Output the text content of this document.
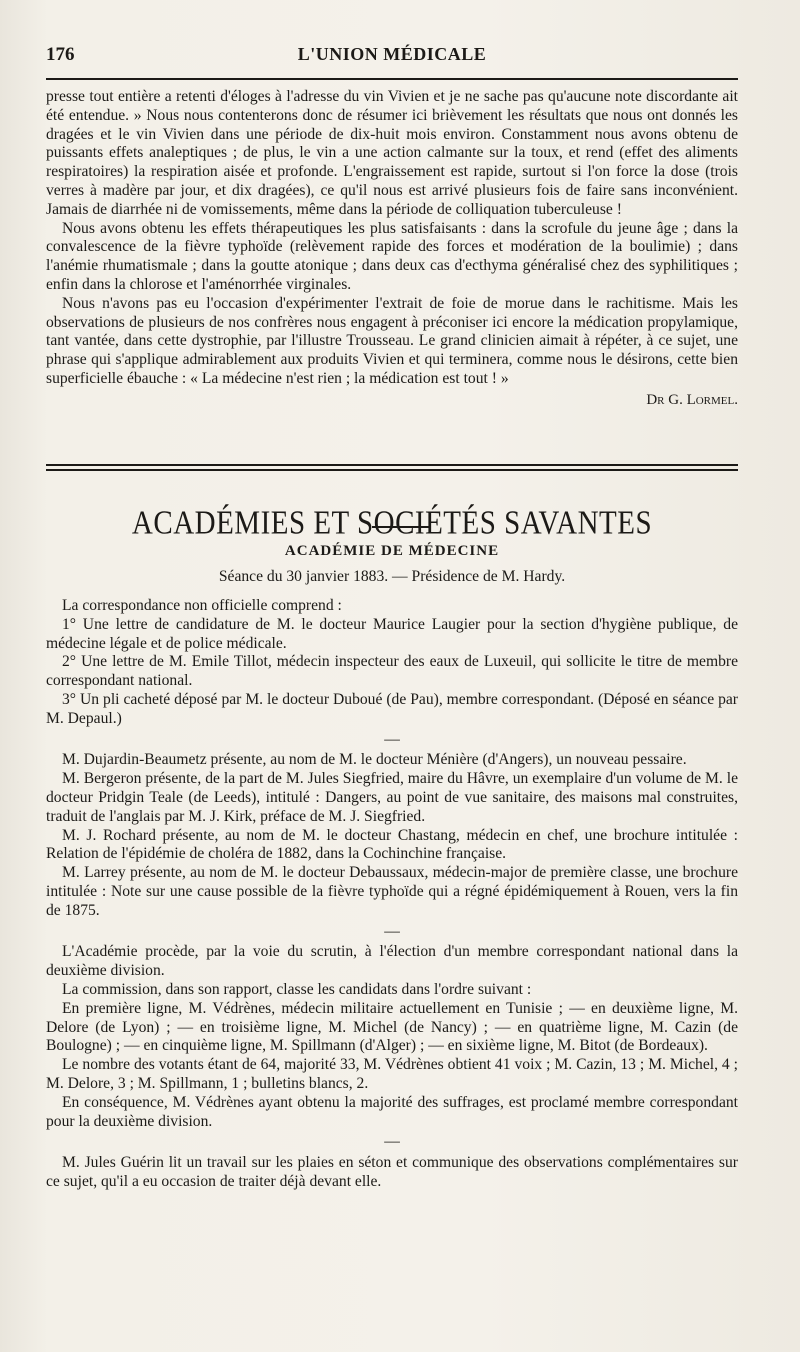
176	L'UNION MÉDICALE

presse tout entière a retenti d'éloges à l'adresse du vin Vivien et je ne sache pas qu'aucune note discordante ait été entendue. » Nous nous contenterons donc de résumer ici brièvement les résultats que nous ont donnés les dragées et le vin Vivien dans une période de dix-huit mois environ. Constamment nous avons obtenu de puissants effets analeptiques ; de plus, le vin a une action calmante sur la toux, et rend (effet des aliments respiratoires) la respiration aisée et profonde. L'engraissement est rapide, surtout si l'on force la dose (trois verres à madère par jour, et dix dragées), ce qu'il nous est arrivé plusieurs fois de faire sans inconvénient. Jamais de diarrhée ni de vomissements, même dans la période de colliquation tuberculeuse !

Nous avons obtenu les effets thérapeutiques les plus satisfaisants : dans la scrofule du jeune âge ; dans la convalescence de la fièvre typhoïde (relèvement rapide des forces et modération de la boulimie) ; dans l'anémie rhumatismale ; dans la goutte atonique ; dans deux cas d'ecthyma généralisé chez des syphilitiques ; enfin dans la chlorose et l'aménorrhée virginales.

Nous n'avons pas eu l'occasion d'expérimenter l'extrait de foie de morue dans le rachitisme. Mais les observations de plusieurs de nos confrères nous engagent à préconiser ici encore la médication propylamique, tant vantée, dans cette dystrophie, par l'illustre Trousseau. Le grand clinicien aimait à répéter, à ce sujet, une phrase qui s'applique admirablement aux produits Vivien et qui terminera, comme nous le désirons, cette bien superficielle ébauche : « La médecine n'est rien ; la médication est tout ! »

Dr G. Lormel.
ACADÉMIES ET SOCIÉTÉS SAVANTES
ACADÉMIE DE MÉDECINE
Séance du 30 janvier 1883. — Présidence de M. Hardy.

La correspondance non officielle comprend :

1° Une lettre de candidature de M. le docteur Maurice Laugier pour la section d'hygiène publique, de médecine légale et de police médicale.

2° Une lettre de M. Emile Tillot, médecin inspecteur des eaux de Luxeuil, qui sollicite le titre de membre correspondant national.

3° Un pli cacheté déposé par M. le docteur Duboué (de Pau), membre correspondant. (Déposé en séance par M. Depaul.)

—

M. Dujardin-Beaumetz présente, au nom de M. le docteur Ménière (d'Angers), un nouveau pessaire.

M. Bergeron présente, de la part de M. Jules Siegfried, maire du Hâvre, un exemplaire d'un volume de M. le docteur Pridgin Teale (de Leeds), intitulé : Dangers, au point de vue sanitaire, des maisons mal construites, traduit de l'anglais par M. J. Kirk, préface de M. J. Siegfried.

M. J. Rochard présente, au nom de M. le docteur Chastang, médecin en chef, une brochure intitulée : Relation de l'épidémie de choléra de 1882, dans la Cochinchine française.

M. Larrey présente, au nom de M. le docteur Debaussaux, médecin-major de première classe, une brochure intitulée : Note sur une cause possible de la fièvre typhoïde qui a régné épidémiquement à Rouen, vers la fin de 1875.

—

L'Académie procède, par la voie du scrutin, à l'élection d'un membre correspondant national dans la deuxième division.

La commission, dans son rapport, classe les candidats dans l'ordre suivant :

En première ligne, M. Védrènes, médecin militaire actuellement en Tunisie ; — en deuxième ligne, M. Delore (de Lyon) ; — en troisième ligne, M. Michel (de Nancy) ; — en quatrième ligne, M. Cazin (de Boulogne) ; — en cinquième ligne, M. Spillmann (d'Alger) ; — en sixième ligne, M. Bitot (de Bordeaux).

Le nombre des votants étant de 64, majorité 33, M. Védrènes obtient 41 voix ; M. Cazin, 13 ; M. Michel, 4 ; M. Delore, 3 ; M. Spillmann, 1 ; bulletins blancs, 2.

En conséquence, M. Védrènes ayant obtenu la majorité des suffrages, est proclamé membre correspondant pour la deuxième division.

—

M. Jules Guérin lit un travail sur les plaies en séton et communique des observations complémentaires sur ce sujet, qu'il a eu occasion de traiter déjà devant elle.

————

Requirement: List each line of the records that holds the string "division".

Exercise answer:
L'Académie procède, par la voie du scrutin, à l'élection d'un membre correspondant national dans la deuxième division.
En conséquence, M. Védrènes ayant obtenu la majorité des suffrages, est proclamé membre correspondant pour la deuxième division.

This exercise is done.